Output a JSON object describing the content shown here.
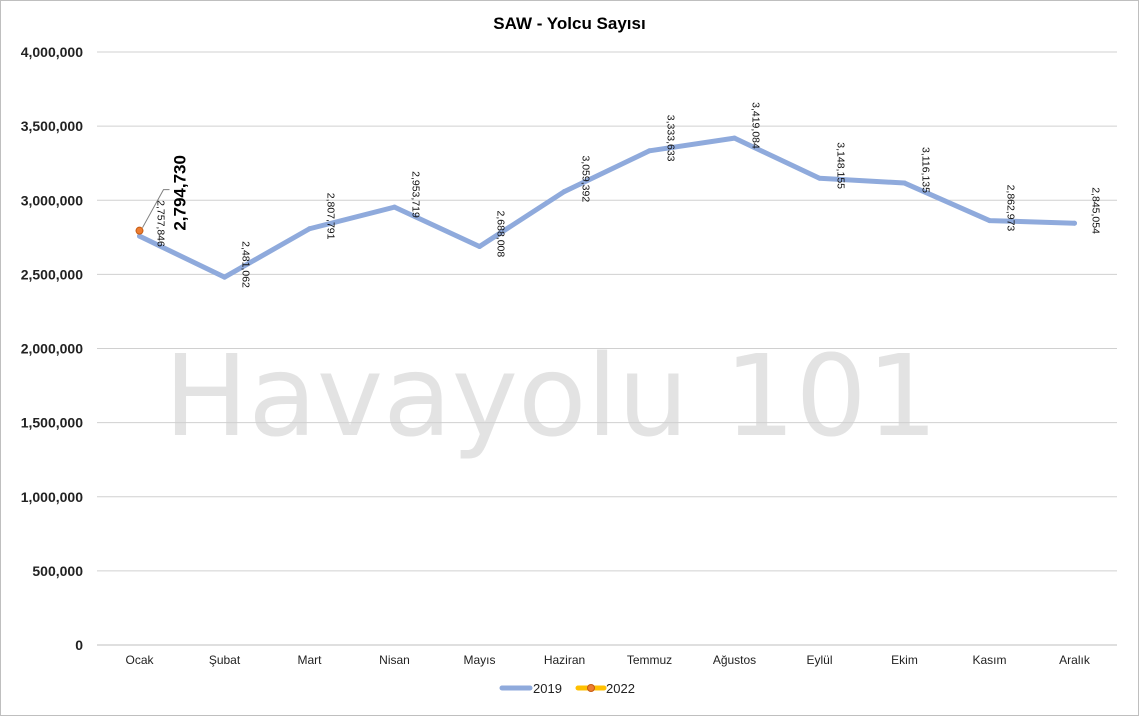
{
  "watermark": "Havayolu 101",
  "chart_data": {
    "type": "line",
    "title": "SAW - Yolcu Sayısı",
    "xlabel": "",
    "ylabel": "",
    "categories": [
      "Ocak",
      "Şubat",
      "Mart",
      "Nisan",
      "Mayıs",
      "Haziran",
      "Temmuz",
      "Ağustos",
      "Eylül",
      "Ekim",
      "Kasım",
      "Aralık"
    ],
    "ylim": [
      0,
      4000000
    ],
    "yticks": [
      0,
      500000,
      1000000,
      1500000,
      2000000,
      2500000,
      3000000,
      3500000,
      4000000
    ],
    "ytick_labels": [
      "0",
      "500,000",
      "1,000,000",
      "1,500,000",
      "2,000,000",
      "2,500,000",
      "3,000,000",
      "3,500,000",
      "4,000,000"
    ],
    "grid": true,
    "legend_position": "bottom",
    "series": [
      {
        "name": "2019",
        "color": "#8faadc",
        "values": [
          2757846,
          2481062,
          2807791,
          2953719,
          2688008,
          3059392,
          3333633,
          3419084,
          3148155,
          3116135,
          2862973,
          2845054
        ],
        "data_labels": [
          "2,757,846",
          "2,481,062",
          "2,807,791",
          "2,953,719",
          "2,688,008",
          "3,059,392",
          "3,333,633",
          "3,419,084",
          "3,148,155",
          "3,116,135",
          "2,862,973",
          "2,845,054"
        ]
      },
      {
        "name": "2022",
        "color": "#ffc000",
        "marker_color": "#ed7d31",
        "values": [
          2794730,
          null,
          null,
          null,
          null,
          null,
          null,
          null,
          null,
          null,
          null,
          null
        ],
        "data_labels": [
          "2,794,730"
        ]
      }
    ]
  }
}
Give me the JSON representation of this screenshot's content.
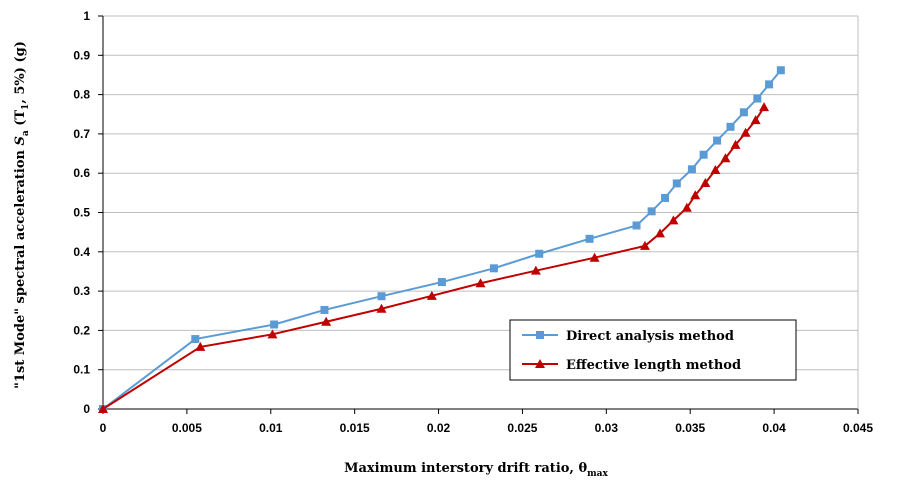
{
  "chart_data": {
    "type": "line",
    "title": "",
    "xlabel": "Maximum interstory drift ratio, θ",
    "xlabel_sub": "max",
    "ylabel_prefix": "\"1st Mode\" spectral acceleration ",
    "ylabel_S": "S",
    "ylabel_S_sub": "a",
    "ylabel_paren_open": " (T",
    "ylabel_T_sub": "1",
    "ylabel_suffix": ", 5%) (g)",
    "xlim": [
      0,
      0.045
    ],
    "ylim": [
      0,
      1
    ],
    "xticks": [
      0,
      0.005,
      0.01,
      0.015,
      0.02,
      0.025,
      0.03,
      0.035,
      0.04,
      0.045
    ],
    "xtick_labels": [
      "0",
      "0.005",
      "0.01",
      "0.015",
      "0.02",
      "0.025",
      "0.03",
      "0.035",
      "0.04",
      "0.045"
    ],
    "yticks": [
      0,
      0.1,
      0.2,
      0.3,
      0.4,
      0.5,
      0.6,
      0.7,
      0.8,
      0.9,
      1
    ],
    "ytick_labels": [
      "0",
      "0.1",
      "0.2",
      "0.3",
      "0.4",
      "0.5",
      "0.6",
      "0.7",
      "0.8",
      "0.9",
      "1"
    ],
    "grid": "horizontal",
    "legend_position": "bottom-right",
    "series": [
      {
        "name": "Direct analysis method",
        "color": "#5b9bd5",
        "marker": "square",
        "points": [
          [
            0,
            0
          ],
          [
            0.0055,
            0.178
          ],
          [
            0.0102,
            0.215
          ],
          [
            0.0132,
            0.252
          ],
          [
            0.0166,
            0.287
          ],
          [
            0.0202,
            0.323
          ],
          [
            0.0233,
            0.358
          ],
          [
            0.026,
            0.395
          ],
          [
            0.029,
            0.433
          ],
          [
            0.0318,
            0.467
          ],
          [
            0.0327,
            0.503
          ],
          [
            0.0335,
            0.537
          ],
          [
            0.0342,
            0.574
          ],
          [
            0.0351,
            0.61
          ],
          [
            0.0358,
            0.647
          ],
          [
            0.0366,
            0.683
          ],
          [
            0.0374,
            0.718
          ],
          [
            0.0382,
            0.755
          ],
          [
            0.039,
            0.79
          ],
          [
            0.0397,
            0.826
          ],
          [
            0.0404,
            0.862
          ]
        ]
      },
      {
        "name": "Effective length method",
        "color": "#c00000",
        "marker": "triangle",
        "points": [
          [
            0,
            0
          ],
          [
            0.0058,
            0.158
          ],
          [
            0.0101,
            0.19
          ],
          [
            0.0133,
            0.222
          ],
          [
            0.0166,
            0.255
          ],
          [
            0.0196,
            0.288
          ],
          [
            0.0225,
            0.32
          ],
          [
            0.0258,
            0.352
          ],
          [
            0.0293,
            0.385
          ],
          [
            0.0323,
            0.415
          ],
          [
            0.0332,
            0.447
          ],
          [
            0.034,
            0.48
          ],
          [
            0.0348,
            0.512
          ],
          [
            0.0353,
            0.544
          ],
          [
            0.0359,
            0.575
          ],
          [
            0.0365,
            0.608
          ],
          [
            0.0371,
            0.638
          ],
          [
            0.0377,
            0.672
          ],
          [
            0.0383,
            0.703
          ],
          [
            0.0389,
            0.735
          ],
          [
            0.0394,
            0.768
          ]
        ]
      }
    ]
  }
}
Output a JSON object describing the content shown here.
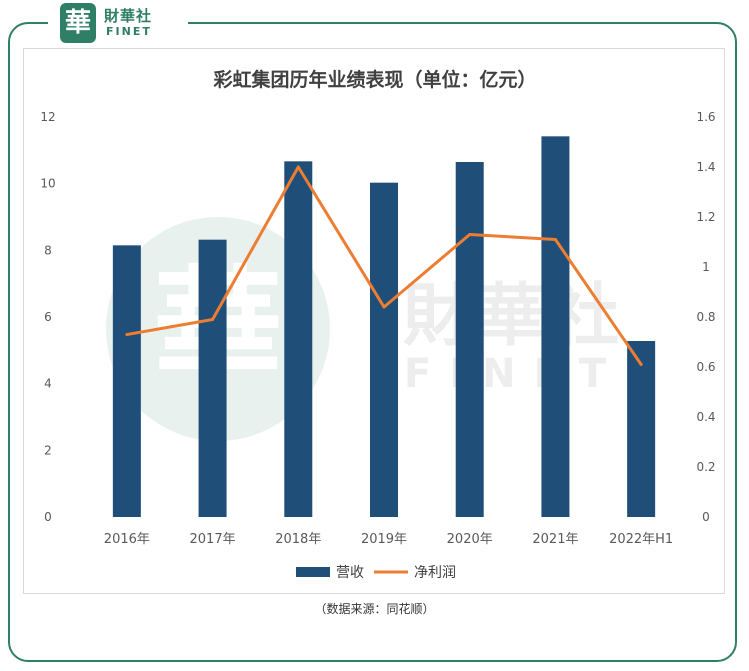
{
  "brand": {
    "logo_char": "華",
    "name_cn": "財華社",
    "name_en": "FINET",
    "accent_color": "#2f7f66"
  },
  "source_note": "（数据来源：同花顺）",
  "chart_data": {
    "type": "bar",
    "title": "彩虹集团历年业绩表现（单位：亿元）",
    "categories": [
      "2016年",
      "2017年",
      "2018年",
      "2019年",
      "2020年",
      "2021年",
      "2022年H1"
    ],
    "series": [
      {
        "name": "营收",
        "type": "bar",
        "axis": "left",
        "color": "#1f4e79",
        "values": [
          8.15,
          8.32,
          10.67,
          10.03,
          10.65,
          11.42,
          5.28
        ]
      },
      {
        "name": "净利润",
        "type": "line",
        "axis": "right",
        "color": "#ed7d31",
        "values": [
          0.73,
          0.79,
          1.4,
          0.84,
          1.13,
          1.11,
          0.61
        ]
      }
    ],
    "y_left": {
      "min": 0,
      "max": 12,
      "ticks": [
        0,
        2,
        4,
        6,
        8,
        10,
        12
      ]
    },
    "y_right": {
      "min": 0,
      "max": 1.6,
      "ticks": [
        "0",
        "0.2",
        "0.4",
        "0.6",
        "0.8",
        "1",
        "1.2",
        "1.4",
        "1.6"
      ]
    },
    "legend_position": "bottom",
    "gridlines": false
  }
}
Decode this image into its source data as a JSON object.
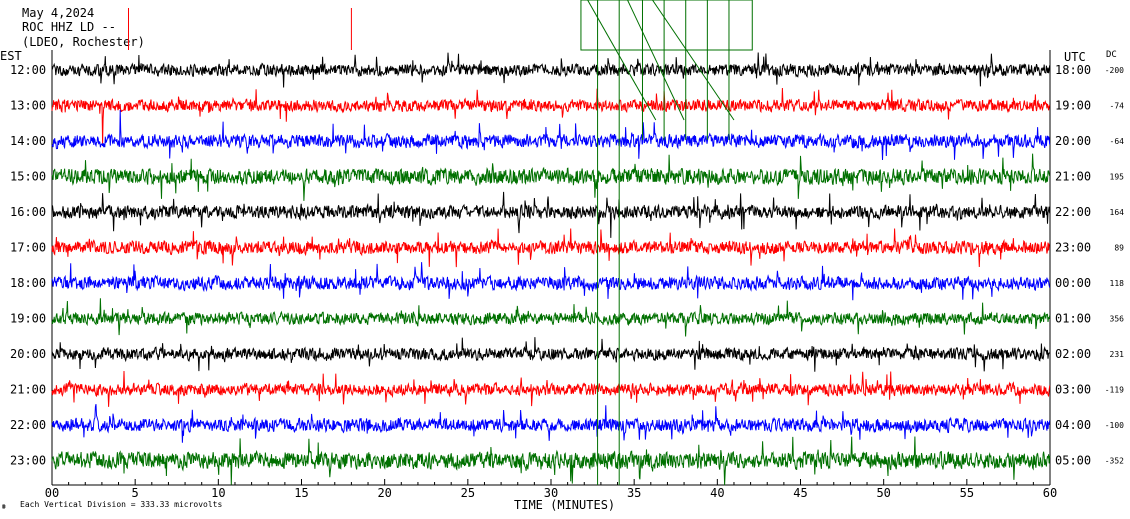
{
  "header": {
    "date": "May 4,2024",
    "station": "ROC HHZ LD --",
    "network": "(LDEO, Rochester)"
  },
  "left_tz": "EST",
  "right_tz": "UTC",
  "dc_header": "DC",
  "footer": {
    "note": "Each Vertical Division = 333.33 microvolts",
    "xlabel": "TIME (MINUTES)"
  },
  "chart_data": {
    "type": "line",
    "title": "May 4,2024",
    "xlabel": "TIME (MINUTES)",
    "xlim": [
      0,
      60
    ],
    "x_ticks": [
      "00",
      "5",
      "10",
      "15",
      "20",
      "25",
      "30",
      "35",
      "40",
      "45",
      "50",
      "55",
      "60"
    ],
    "colors": [
      "#000000",
      "#ff0000",
      "#0000ff",
      "#007000"
    ],
    "series": [
      {
        "est": "12:00",
        "utc": "18:00",
        "dc": "-200",
        "color": "#000000",
        "amp": 1.0
      },
      {
        "est": "13:00",
        "utc": "19:00",
        "dc": "-74",
        "color": "#ff0000",
        "amp": 1.0
      },
      {
        "est": "14:00",
        "utc": "20:00",
        "dc": "-64",
        "color": "#0000ff",
        "amp": 1.1
      },
      {
        "est": "15:00",
        "utc": "21:00",
        "dc": "195",
        "color": "#007000",
        "amp": 1.3
      },
      {
        "est": "16:00",
        "utc": "22:00",
        "dc": "164",
        "color": "#000000",
        "amp": 1.1
      },
      {
        "est": "17:00",
        "utc": "23:00",
        "dc": "89",
        "color": "#ff0000",
        "amp": 1.1
      },
      {
        "est": "18:00",
        "utc": "00:00",
        "dc": "118",
        "color": "#0000ff",
        "amp": 1.1
      },
      {
        "est": "19:00",
        "utc": "01:00",
        "dc": "356",
        "color": "#007000",
        "amp": 1.0
      },
      {
        "est": "20:00",
        "utc": "02:00",
        "dc": "231",
        "color": "#000000",
        "amp": 1.0
      },
      {
        "est": "21:00",
        "utc": "03:00",
        "dc": "-119",
        "color": "#ff0000",
        "amp": 1.0
      },
      {
        "est": "22:00",
        "utc": "04:00",
        "dc": "-100",
        "color": "#0000ff",
        "amp": 1.1
      },
      {
        "est": "23:00",
        "utc": "05:00",
        "dc": "-352",
        "color": "#007000",
        "amp": 1.4
      }
    ]
  }
}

WORK INSTRUCTIONS -> Search the listing for the string "JSON". Copy each line where it turns up.

TASK OUTPUT ->
Output a JSON object describing the content shown here.
Give me the JSON representation of this screenshot's content.
Output a JSON object describing the content shown here.
Decode this image into its source data as a JSON object.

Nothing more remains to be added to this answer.